> Questões de estudo:
1. Segundo o trecho sobre nanotecnologia e antibióticos, em que tipo de nanopartículas o componente antibiótico foi aprisionado?
2. Por favor, redigite a parte do trecho sobre nanotecnologia e antibióticos que começa nas palavras "Uma pesquisa desenvolvida" e termina após as palavras "um agente antibiótico.".

> Trecho do texto:
================

Uma pesquisa desenvolvida no Laboratório Nacional de Luz Síncrotron (LNLS) reforça a ideia de que a nanotecnologia é uma importante aliada para o desenvolvimento de uma nova geração de antibióticos, capazes de superar a ineficiência dos agentes convencionais e de evitar as limitações no tratamento de doenças.
Coordenado pelo pesquisador Mateus Cardoso (LNLS), o estudo resultou no desenvolvimento de um método de aprisionamento de um componente antibiótico em nanopartículas de sílica. O efeito bactericida desse “nanocomponente” foi comparado ao do antibiótico convencional, não aprisionado, e mostrou-se muito superior no combate a bactérias resistentes ou multirresistentes – ou seja, aquelas imunes a mais de um agente antibiótico.

================

> Dados fornecidos:
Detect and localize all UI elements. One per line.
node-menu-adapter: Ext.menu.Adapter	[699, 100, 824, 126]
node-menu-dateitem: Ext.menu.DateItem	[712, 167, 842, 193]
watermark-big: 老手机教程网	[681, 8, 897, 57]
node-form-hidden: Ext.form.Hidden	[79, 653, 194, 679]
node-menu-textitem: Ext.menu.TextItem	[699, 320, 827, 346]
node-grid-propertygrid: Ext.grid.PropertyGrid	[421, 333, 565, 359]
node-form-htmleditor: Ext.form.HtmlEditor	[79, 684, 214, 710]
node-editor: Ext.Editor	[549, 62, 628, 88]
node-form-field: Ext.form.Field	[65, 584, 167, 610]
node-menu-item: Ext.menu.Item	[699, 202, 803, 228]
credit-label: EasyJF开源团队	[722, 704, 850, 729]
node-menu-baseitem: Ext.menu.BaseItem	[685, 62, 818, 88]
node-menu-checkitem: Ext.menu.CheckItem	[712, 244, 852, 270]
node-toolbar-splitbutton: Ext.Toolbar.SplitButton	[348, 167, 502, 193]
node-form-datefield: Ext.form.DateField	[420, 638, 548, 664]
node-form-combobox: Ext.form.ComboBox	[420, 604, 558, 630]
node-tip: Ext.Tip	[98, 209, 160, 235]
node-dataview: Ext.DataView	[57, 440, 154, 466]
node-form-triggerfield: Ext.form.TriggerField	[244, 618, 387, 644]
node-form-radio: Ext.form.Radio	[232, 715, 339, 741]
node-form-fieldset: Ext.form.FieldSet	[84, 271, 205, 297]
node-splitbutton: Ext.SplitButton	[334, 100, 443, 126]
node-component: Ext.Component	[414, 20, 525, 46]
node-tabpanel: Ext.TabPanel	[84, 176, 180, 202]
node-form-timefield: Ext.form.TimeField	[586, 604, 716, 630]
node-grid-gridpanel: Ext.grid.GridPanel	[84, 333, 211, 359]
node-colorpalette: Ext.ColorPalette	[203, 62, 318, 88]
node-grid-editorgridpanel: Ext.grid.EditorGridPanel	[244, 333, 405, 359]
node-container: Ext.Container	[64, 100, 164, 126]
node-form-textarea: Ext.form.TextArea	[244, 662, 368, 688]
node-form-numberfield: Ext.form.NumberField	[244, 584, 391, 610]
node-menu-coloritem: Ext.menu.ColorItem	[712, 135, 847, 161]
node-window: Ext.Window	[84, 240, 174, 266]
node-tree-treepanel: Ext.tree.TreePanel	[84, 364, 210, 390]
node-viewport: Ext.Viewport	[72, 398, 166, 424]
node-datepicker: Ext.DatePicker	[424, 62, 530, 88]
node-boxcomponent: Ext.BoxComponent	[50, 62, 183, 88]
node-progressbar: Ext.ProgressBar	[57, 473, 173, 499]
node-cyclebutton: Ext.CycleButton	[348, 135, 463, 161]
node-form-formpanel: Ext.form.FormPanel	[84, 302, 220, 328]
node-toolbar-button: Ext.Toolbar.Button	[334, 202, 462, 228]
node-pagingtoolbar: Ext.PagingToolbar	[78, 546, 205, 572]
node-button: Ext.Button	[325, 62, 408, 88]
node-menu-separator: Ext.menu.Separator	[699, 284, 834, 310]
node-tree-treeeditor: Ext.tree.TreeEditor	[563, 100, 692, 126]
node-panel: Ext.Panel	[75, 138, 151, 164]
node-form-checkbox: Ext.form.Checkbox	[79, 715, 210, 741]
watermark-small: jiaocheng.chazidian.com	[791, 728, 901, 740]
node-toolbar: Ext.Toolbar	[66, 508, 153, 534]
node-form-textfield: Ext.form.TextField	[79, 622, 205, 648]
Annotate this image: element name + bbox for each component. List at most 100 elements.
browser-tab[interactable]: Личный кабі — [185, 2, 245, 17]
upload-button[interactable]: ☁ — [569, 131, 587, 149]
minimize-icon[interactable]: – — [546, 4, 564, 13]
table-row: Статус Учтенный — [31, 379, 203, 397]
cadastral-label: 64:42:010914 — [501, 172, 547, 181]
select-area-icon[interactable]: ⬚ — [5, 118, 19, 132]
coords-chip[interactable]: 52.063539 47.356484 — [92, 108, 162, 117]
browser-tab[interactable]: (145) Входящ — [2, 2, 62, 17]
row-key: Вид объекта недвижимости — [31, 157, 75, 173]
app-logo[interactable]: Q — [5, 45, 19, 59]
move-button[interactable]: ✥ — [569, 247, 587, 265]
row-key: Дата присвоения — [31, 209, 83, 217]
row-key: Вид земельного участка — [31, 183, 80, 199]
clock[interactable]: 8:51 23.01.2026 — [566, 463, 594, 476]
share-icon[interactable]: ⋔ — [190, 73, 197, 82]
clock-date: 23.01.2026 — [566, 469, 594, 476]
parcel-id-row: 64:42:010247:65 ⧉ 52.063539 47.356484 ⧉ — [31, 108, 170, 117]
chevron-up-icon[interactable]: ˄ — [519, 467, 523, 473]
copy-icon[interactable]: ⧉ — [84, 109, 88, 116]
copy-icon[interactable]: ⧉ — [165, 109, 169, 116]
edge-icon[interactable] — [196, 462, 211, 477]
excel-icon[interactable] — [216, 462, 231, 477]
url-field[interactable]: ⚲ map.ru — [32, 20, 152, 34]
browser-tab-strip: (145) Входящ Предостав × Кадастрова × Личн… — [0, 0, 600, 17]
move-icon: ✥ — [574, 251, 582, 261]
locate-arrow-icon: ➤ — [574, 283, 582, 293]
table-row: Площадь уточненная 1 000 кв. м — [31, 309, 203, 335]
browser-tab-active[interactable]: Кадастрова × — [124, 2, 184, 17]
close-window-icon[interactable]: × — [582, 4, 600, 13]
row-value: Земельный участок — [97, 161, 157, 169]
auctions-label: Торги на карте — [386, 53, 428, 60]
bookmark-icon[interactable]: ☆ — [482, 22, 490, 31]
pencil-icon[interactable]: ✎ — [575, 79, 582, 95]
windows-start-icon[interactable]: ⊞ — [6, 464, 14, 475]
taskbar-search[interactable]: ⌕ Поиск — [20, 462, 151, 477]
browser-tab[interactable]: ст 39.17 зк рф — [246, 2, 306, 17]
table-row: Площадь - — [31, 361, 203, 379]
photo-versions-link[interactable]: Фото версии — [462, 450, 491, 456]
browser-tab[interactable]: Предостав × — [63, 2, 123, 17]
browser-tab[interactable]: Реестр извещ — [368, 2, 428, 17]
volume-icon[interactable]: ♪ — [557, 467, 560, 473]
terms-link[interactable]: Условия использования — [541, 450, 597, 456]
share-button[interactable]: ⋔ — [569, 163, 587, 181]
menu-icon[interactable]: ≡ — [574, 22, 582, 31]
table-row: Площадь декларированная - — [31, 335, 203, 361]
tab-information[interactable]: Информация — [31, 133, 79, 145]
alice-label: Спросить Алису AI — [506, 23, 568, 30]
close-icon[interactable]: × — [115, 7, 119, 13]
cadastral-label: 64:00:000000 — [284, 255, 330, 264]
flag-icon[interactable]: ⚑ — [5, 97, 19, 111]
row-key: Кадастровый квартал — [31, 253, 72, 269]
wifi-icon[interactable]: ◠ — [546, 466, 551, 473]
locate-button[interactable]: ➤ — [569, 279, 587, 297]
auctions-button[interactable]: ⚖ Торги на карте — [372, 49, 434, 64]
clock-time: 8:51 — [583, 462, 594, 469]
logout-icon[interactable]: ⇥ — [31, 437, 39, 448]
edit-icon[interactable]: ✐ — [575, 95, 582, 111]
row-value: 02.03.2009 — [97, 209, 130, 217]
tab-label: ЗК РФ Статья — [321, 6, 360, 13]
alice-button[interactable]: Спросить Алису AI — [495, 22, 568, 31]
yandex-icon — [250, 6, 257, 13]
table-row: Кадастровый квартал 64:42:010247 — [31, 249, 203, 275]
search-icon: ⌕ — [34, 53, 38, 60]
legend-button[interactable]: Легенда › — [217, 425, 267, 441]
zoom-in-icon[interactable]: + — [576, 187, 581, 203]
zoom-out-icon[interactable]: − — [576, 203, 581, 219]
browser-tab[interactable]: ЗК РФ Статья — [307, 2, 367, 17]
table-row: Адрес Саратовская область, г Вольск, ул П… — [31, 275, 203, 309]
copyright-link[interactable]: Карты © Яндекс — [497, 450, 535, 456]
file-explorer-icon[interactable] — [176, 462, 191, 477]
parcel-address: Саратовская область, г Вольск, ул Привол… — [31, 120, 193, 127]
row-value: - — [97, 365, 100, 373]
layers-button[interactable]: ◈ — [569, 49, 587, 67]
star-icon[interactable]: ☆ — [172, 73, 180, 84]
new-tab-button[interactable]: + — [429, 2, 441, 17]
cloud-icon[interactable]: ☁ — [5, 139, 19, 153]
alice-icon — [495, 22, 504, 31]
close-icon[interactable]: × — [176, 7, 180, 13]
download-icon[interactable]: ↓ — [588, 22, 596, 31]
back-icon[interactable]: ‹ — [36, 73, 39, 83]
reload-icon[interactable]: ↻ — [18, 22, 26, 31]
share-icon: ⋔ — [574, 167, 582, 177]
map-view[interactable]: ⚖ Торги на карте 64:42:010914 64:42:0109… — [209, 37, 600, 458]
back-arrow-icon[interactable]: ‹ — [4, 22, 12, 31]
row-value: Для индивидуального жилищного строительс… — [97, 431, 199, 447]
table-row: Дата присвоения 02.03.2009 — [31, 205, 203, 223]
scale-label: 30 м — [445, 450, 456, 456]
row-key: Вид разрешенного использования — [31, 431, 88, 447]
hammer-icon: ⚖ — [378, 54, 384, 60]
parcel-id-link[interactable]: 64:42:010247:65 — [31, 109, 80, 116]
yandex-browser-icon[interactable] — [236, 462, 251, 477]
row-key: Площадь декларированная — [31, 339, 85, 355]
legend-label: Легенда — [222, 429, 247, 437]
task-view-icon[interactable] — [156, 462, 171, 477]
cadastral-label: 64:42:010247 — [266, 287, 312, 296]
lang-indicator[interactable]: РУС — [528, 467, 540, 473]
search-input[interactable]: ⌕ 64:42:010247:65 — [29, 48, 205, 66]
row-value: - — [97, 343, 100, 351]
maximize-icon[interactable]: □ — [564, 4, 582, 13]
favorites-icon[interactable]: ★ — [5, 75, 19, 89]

================

> Respostas por tarefa:
1. Em nanopartículas de sílica.

2.
Uma pesquisa desenvolvida no Laboratório Nacional de Luz Síncrotron (LNLS) reforça a ideia de que a nanotecnologia é uma importante aliada para o desenvolvimento de uma nova geração de antibióticos, capazes de superar a ineficiência dos agentes convencionais e de evitar as limitações no tratamento de doenças.
Coordenado pelo pesquisador Mateus Cardoso (LNLS), o estudo resultou no desenvolvimento de um método de aprisionamento de um componente antibiótico em nanopartículas de sílica. O efeito bactericida desse “nanocomponente” foi comparado ao do antibiótico convencional, não aprisionado, e mostrou-se muito superior no combate a bactérias resistentes ou multirresistentes – ou seja, aquelas imunes a mais de um agente antibiótico.